>>

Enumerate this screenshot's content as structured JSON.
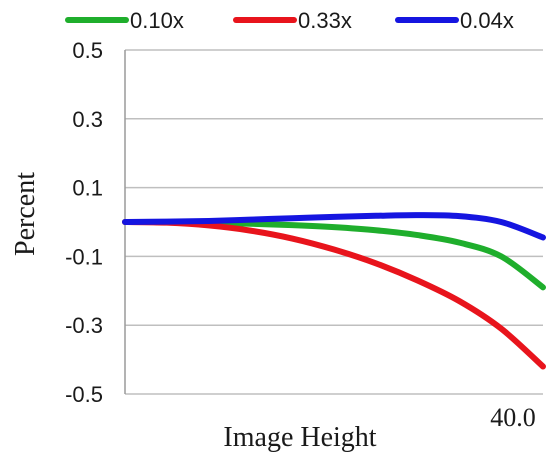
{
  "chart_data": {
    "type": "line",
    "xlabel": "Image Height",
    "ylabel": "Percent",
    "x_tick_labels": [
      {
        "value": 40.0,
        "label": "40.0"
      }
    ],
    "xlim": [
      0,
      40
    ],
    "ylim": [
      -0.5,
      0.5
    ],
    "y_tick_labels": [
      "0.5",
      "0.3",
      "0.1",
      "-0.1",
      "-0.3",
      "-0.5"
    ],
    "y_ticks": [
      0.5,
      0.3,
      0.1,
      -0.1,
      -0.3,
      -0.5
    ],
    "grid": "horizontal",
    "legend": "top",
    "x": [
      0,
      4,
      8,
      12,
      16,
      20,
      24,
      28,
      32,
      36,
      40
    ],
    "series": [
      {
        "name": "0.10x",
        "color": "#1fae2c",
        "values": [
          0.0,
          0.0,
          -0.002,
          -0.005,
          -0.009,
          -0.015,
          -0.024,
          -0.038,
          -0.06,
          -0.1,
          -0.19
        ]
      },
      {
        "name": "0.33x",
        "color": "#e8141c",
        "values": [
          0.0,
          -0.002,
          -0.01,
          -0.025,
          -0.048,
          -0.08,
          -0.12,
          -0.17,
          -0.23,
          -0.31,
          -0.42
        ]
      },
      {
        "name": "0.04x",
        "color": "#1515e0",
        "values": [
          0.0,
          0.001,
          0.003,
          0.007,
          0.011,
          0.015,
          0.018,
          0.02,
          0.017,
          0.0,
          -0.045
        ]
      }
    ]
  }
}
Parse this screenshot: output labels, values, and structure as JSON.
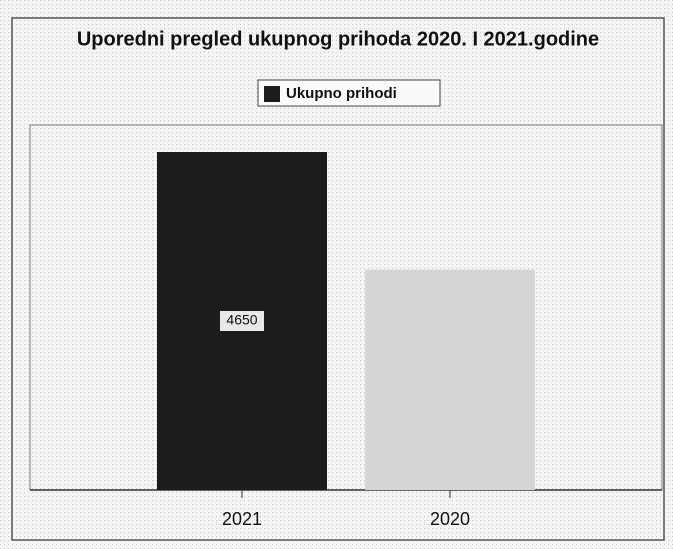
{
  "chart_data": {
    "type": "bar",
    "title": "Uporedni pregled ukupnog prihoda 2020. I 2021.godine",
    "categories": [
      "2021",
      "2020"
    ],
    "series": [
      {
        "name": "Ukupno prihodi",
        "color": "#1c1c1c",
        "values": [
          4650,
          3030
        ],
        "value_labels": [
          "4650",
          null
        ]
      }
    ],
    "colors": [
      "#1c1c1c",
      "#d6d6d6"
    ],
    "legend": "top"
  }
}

<<

### Do this
The lines to collect are those holding the string "JSON"; copy them all.

### Solution for this exercise
Enumerate this screenshot's content as structured JSON.
Parse this screenshot: output labels, values, and structure as JSON.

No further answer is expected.